** Start RECORD EXTRACTS **

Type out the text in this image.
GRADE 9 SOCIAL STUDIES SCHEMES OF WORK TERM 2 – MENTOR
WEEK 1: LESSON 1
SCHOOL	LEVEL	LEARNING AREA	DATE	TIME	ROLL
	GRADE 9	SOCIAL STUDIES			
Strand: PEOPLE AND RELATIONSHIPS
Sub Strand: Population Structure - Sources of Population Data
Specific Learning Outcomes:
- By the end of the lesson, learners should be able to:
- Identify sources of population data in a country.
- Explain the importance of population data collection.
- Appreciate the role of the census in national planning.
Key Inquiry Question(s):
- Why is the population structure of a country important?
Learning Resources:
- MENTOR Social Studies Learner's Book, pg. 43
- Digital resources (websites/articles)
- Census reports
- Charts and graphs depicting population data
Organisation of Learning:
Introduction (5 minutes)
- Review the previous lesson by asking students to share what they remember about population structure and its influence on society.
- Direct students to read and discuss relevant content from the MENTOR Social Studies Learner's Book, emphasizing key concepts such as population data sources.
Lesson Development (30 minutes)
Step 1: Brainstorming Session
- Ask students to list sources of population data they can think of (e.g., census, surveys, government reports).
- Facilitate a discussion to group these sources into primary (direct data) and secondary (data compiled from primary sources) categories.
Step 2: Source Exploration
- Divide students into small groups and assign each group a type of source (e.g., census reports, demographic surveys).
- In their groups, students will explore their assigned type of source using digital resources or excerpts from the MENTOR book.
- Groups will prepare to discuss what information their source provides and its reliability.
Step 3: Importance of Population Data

** End RECORD EXTRACTS **

* _WHAT YOU ARE ASKED TO DO_
Reproduce all of the material above word for word.

* _SOLUTION_
Type out the text in this image.
GRADE 9 SOCIAL STUDIES SCHEMES OF WORK TERM 2 – MENTOR
WEEK 1: LESSON 1
SCHOOL	LEVEL	LEARNING AREA	DATE	TIME	ROLL
	GRADE 9	SOCIAL STUDIES			
Strand: PEOPLE AND RELATIONSHIPS
Sub Strand: Population Structure - Sources of Population Data
Specific Learning Outcomes:
- By the end of the lesson, learners should be able to:
- Identify sources of population data in a country.
- Explain the importance of population data collection.
- Appreciate the role of the census in national planning.
Key Inquiry Question(s):
- Why is the population structure of a country important?
Learning Resources:
- MENTOR Social Studies Learner's Book, pg. 43
- Digital resources (websites/articles)
- Census reports
- Charts and graphs depicting population data
Organisation of Learning:
Introduction (5 minutes)
- Review the previous lesson by asking students to share what they remember about population structure and its influence on society.
- Direct students to read and discuss relevant content from the MENTOR Social Studies Learner's Book, emphasizing key concepts such as population data sources.
Lesson Development (30 minutes)
Step 1: Brainstorming Session
- Ask students to list sources of population data they can think of (e.g., census, surveys, government reports).
- Facilitate a discussion to group these sources into primary (direct data) and secondary (data compiled from primary sources) categories.
Step 2: Source Exploration
- Divide students into small groups and assign each group a type of source (e.g., census reports, demographic surveys).
- In their groups, students will explore their assigned type of source using digital resources or excerpts from the MENTOR book.
- Groups will prepare to discuss what information their source provides and its reliability.
Step 3: Importance of Population Data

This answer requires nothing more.